_Exercise brief:_
Exact copies are required of the lines from the line containing "Output the text content of this document." through the final line of the listing, both included, and of no other lines.

_Input:_

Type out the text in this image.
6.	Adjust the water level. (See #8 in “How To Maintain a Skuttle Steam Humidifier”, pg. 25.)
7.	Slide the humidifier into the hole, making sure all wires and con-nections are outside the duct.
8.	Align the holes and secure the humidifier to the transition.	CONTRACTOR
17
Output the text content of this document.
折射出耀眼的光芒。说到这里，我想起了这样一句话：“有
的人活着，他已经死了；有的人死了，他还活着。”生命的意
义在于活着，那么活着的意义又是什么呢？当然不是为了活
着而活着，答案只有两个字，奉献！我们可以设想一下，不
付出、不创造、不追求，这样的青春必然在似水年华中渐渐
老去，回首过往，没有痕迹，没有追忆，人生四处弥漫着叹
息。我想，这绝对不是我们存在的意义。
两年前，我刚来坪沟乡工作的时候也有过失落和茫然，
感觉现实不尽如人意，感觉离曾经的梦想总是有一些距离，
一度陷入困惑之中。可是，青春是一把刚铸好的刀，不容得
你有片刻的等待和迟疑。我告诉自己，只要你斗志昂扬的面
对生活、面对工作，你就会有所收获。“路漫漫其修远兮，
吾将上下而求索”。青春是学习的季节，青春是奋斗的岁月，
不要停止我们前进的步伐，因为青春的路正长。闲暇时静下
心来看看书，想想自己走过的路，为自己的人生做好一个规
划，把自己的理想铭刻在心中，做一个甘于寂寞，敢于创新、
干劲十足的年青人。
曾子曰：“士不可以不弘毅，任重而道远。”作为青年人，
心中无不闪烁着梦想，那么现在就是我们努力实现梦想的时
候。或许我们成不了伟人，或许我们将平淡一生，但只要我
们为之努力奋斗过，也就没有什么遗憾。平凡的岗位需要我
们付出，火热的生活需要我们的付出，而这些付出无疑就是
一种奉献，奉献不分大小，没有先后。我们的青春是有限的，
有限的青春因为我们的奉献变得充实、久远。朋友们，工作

_Final result:_
Output the text content of this document.
折射出耀眼的光芒。说到这里，我想起了这样一句话：“有
的人活着，他已经死了；有的人死了，他还活着。”生命的意
义在于活着，那么活着的意义又是什么呢？当然不是为了活
着而活着，答案只有两个字，奉献！我们可以设想一下，不
付出、不创造、不追求，这样的青春必然在似水年华中渐渐
老去，回首过往，没有痕迹，没有追忆，人生四处弥漫着叹
息。我想，这绝对不是我们存在的意义。
两年前，我刚来坪沟乡工作的时候也有过失落和茫然，
感觉现实不尽如人意，感觉离曾经的梦想总是有一些距离，
一度陷入困惑之中。可是，青春是一把刚铸好的刀，不容得
你有片刻的等待和迟疑。我告诉自己，只要你斗志昂扬的面
对生活、面对工作，你就会有所收获。“路漫漫其修远兮，
吾将上下而求索”。青春是学习的季节，青春是奋斗的岁月，
不要停止我们前进的步伐，因为青春的路正长。闲暇时静下
心来看看书，想想自己走过的路，为自己的人生做好一个规
划，把自己的理想铭刻在心中，做一个甘于寂寞，敢于创新、
干劲十足的年青人。
曾子曰：“士不可以不弘毅，任重而道远。”作为青年人，
心中无不闪烁着梦想，那么现在就是我们努力实现梦想的时
候。或许我们成不了伟人，或许我们将平淡一生，但只要我
们为之努力奋斗过，也就没有什么遗憾。平凡的岗位需要我
们付出，火热的生活需要我们的付出，而这些付出无疑就是
一种奉献，奉献不分大小，没有先后。我们的青春是有限的，
有限的青春因为我们的奉献变得充实、久远。朋友们，工作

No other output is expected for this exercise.